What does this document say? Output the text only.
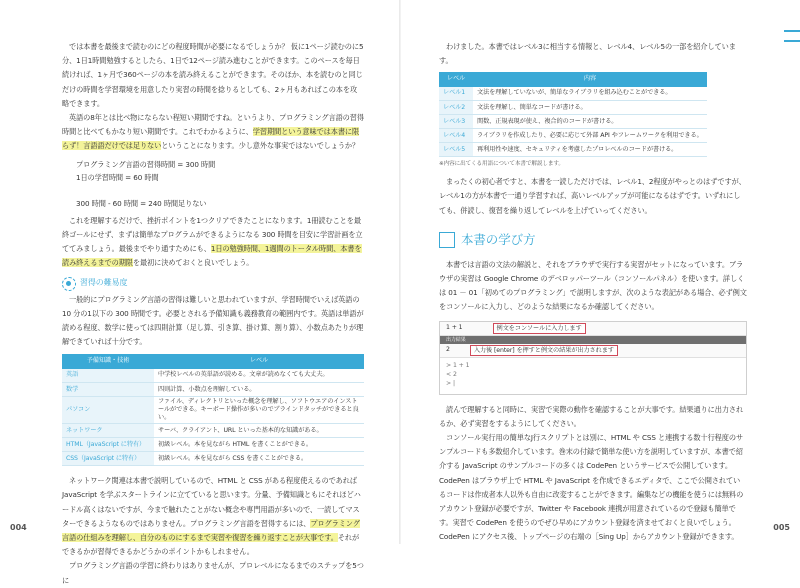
では本書を最後まで読むのにどの程度時間が必要になるでしょうか？ 仮に1ページ読むのに5分、1日1時間勉強するとしたら、1日で12ページ読み進むことができます。このペースを毎日続ければ、1ヶ月で360ページの本を読み終えることができます。そのほか、本を読むのと同じだけの時間を学習環境を用意したり実習の時間を捻りるとしても、2ヶ月もあればこの本を攻略できます。

英語の8年とは比べ物にならない程短い期間ですね。というより、プログラミング言語の習得時間と比べてもかなり短い期間です。これでわかるように、学習期間という意味では本書に限らず！言語語だけでは足りないということになります。少し意外な事実ではないでしょうか？

プログラミング言語の習得時間 = 300 時間
1日の学習時間 = 60 時間

300 時間 - 60 時間 = 240 時間足りない

これを理解するだけで、挫折ポイントを1つクリアできたことになります。1冊読むことを最終ゴールにせず、まずは簡単なプログラムができるようになる 300 時間を目安に学習計画を立ててみましょう。最後までやり通すためにも、1日の勉強時間、1週間のトータル時間、本書を読み終えるまでの期限を最初に決めておくと良いでしょう。

習得の難易度

一般的にプログラミング言語の習得は難しいと思われていますが、学習時間でいえば英語の 10 分の1以下の 300 時間です。必要とされる予備知識も義務教育の範囲内です。英語は単語が読める程度、数学に使っては四則計算（足し算、引き算、掛け算、割り算）、小数点あたりが理解できていれば十分です。

予備知識・技術	レベル
英語	中学校レベルの英単語が読める。文章が読めなくても大丈夫。
数学	四則計算、小数点を理解している。
パソコン	ファイル、ディレクトリといった概念を理解し、ソフトウエアのインストールができる。キーボード操作が多いのでブラインドタッチができると良い。
ネットワーク	サーバ、クライアント、URL といった基本的な知識がある。
HTML（JavaScript に特有）	初級レベル。本を見ながら HTML を書くことができる。
CSS（JavaScript に特有）	初級レベル。本を見ながら CSS を書くことができる。

ネットワーク関連は本書で説明しているので、HTML と CSS がある程度使えるのであれば JavaScript を学ぶスタートラインに立てていると思います。分量、予備知識ともにそれほどハードル高くはないですが、今まで触れたことがない概念や専門用語が多いので、一読してマスターできるようなものではありません。プログラミング言語を習得するには、プログラミング言語の仕組みを理解し、自分のものにするまで実習や復習を繰り返すことが大事です。それができるかが習得できるかどうかのポイントかもしれません。

プログラミング言語の学習に終わりはありませんが、プロレベルになるまでのステップを5つに

004

わけました。本書ではレベル3に相当する情報と、レベル4、レベル5の一部を紹介しています。

レベル	内容
レベル1	文法を理解していないが、簡単なライブラリを組み込むことができる。
レベル2	文法を理解し、簡単なコードが書ける。
レベル3	関数、正規表現が使え、複合的のコードが書ける。
レベル4	ライブラリを作成したり、必要に応じて外部 API やフレームワークを利用できる。
レベル5	再利用性や速度、セキュリティを考慮したプロレベルのコードが書ける。
※内容に出てくる用語について本書で解説します。

まったくの初心者ですと、本書を一読しただけでは、レベル1、2程度がやっとのはずですが、レベル1の方が本書で一通り学習すれば、高いレベルアップが可能になるはずです。いずれにしても、併読し、復習を繰り返してレベルを上げていってください。

本書の学び方

本書では言語の文法の解説と、それをブラウザで実行する実習がセットになっています。ブラウザの実習は Google Chrome のデベロッパーツール（コンソールパネル）を使います。詳しくは 01 － 01「初めてのプログラミング」で説明しますが、次のような表記がある場合、必ず例文をコンソールに入力し、どのような結果になるか確認してください。

1 + 1	例文をコンソールに入力します
出力結果
2	入力後 [enter] を押すと例文の結果が出力されます
> 1 + 1
< 2
> |

読んで理解すると同時に、実習で実際の動作を確認することが大事です。結果通りに出力されるか、必ず実習をするようにしてください。

コンソール実行用の簡単なJ行スクリプトとは別に、HTML や CSS と連携する数十行程度のサンプルコードも多数紹介しています。巻末の付録で簡単な使い方を説明していますが、本書で紹介する JavaScript のサンプルコードの多くは CodePen というサービスで公開しています。CodePen はブラウザ上で HTML や JavaScript を作成できるエディタで、ここで公開されているコードは作成者本人以外も自由に改変することができます。編集などの機能を使うには無料のアカウント登録が必要ですが、Twitter や Facebook 連携が用意されているので登録も簡単です。実習で CodePen を使うのでぜひ早めにアカウント登録を済ませておくと良いでしょう。CodePen にアクセス後、トップページの右端の［Sing Up］からアカウント登録ができます。

005
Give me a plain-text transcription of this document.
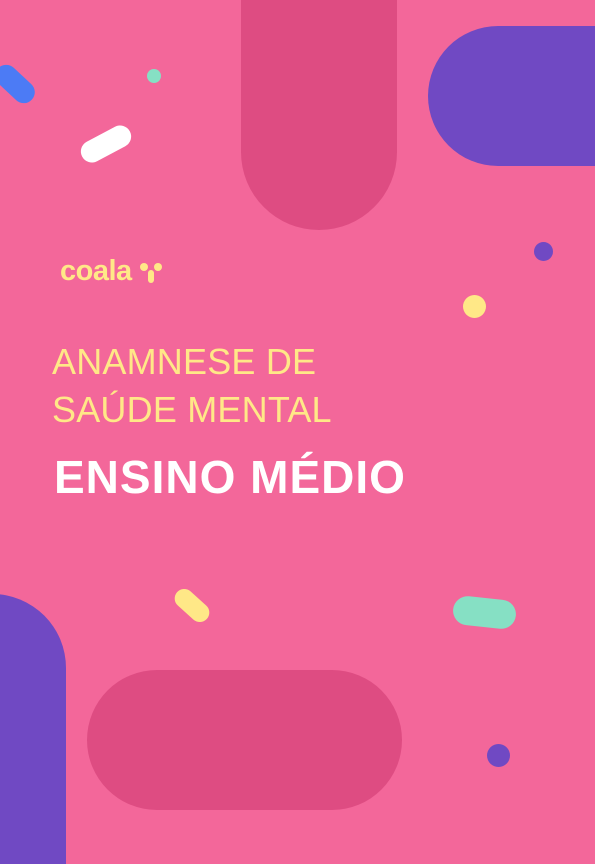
coala
ANAMNESE DE
SAÚDE MENTAL
ENSINO MÉDIO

+ + +

▸ **DO THIS**: Transcribe all the data word for word; the images stay out.

▸ **COMPLETE OUTPUT**:
What does this document say? Output the text only.
では本書を最後まで読むのにどの程度時間が必要になるでしょうか？ 仮に1ページ読むのに5分、1日1時間勉強するとしたら、1日で12ページ読み進むことができます。このペースを毎日続ければ、1ヶ月で360ページの本を読み終えることができます。そのほか、本を読むのと同じだけの時間を学習環境を用意したり実習の時間を捻りるとしても、2ヶ月もあればこの本を攻略できます。

英語の8年とは比べ物にならない程短い期間ですね。というより、プログラミング言語の習得時間と比べてもかなり短い期間です。これでわかるように、学習期間という意味では本書に限らず！言語語だけでは足りないということになります。少し意外な事実ではないでしょうか？

プログラミング言語の習得時間 = 300 時間
1日の学習時間 = 60 時間

300 時間 - 60 時間 = 240 時間足りない

これを理解するだけで、挫折ポイントを1つクリアできたことになります。1冊読むことを最終ゴールにせず、まずは簡単なプログラムができるようになる 300 時間を目安に学習計画を立ててみましょう。最後までやり通すためにも、1日の勉強時間、1週間のトータル時間、本書を読み終えるまでの期限を最初に決めておくと良いでしょう。

習得の難易度

一般的にプログラミング言語の習得は難しいと思われていますが、学習時間でいえば英語の 10 分の1以下の 300 時間です。必要とされる予備知識も義務教育の範囲内です。英語は単語が読める程度、数学に使っては四則計算（足し算、引き算、掛け算、割り算）、小数点あたりが理解できていれば十分です。

予備知識・技術	レベル
英語	中学校レベルの英単語が読める。文章が読めなくても大丈夫。
数学	四則計算、小数点を理解している。
パソコン	ファイル、ディレクトリといった概念を理解し、ソフトウエアのインストールができる。キーボード操作が多いのでブラインドタッチができると良い。
ネットワーク	サーバ、クライアント、URL といった基本的な知識がある。
HTML（JavaScript に特有）	初級レベル。本を見ながら HTML を書くことができる。
CSS（JavaScript に特有）	初級レベル。本を見ながら CSS を書くことができる。

ネットワーク関連は本書で説明しているので、HTML と CSS がある程度使えるのであれば JavaScript を学ぶスタートラインに立てていると思います。分量、予備知識ともにそれほどハードル高くはないですが、今まで触れたことがない概念や専門用語が多いので、一読してマスターできるようなものではありません。プログラミング言語を習得するには、プログラミング言語の仕組みを理解し、自分のものにするまで実習や復習を繰り返すことが大事です。それができるかが習得できるかどうかのポイントかもしれません。

プログラミング言語の学習に終わりはありませんが、プロレベルになるまでのステップを5つに

004

わけました。本書ではレベル3に相当する情報と、レベル4、レベル5の一部を紹介しています。

レベル	内容
レベル1	文法を理解していないが、簡単なライブラリを組み込むことができる。
レベル2	文法を理解し、簡単なコードが書ける。
レベル3	関数、正規表現が使え、複合的のコードが書ける。
レベル4	ライブラリを作成したり、必要に応じて外部 API やフレームワークを利用できる。
レベル5	再利用性や速度、セキュリティを考慮したプロレベルのコードが書ける。
※内容に出てくる用語について本書で解説します。

まったくの初心者ですと、本書を一読しただけでは、レベル1、2程度がやっとのはずですが、レベル1の方が本書で一通り学習すれば、高いレベルアップが可能になるはずです。いずれにしても、併読し、復習を繰り返してレベルを上げていってください。

本書の学び方

本書では言語の文法の解説と、それをブラウザで実行する実習がセットになっています。ブラウザの実習は Google Chrome のデベロッパーツール（コンソールパネル）を使います。詳しくは 01 － 01「初めてのプログラミング」で説明しますが、次のような表記がある場合、必ず例文をコンソールに入力し、どのような結果になるか確認してください。

1 + 1	例文をコンソールに入力します
出力結果
2	入力後 [enter] を押すと例文の結果が出力されます
> 1 + 1
< 2
> |

読んで理解すると同時に、実習で実際の動作を確認することが大事です。結果通りに出力されるか、必ず実習をするようにしてください。

コンソール実行用の簡単なJ行スクリプトとは別に、HTML や CSS と連携する数十行程度のサンプルコードも多数紹介しています。巻末の付録で簡単な使い方を説明していますが、本書で紹介する JavaScript のサンプルコードの多くは CodePen というサービスで公開しています。CodePen はブラウザ上で HTML や JavaScript を作成できるエディタで、ここで公開されているコードは作成者本人以外も自由に改変することができます。編集などの機能を使うには無料のアカウント登録が必要ですが、Twitter や Facebook 連携が用意されているので登録も簡単です。実習で CodePen を使うのでぜひ早めにアカウント登録を済ませておくと良いでしょう。CodePen にアクセス後、トップページの右端の［Sing Up］からアカウント登録ができます。

005
Give me a plain-text transcription of this document.
coala
ANAMNESE DE
SAÚDE MENTAL
ENSINO MÉDIO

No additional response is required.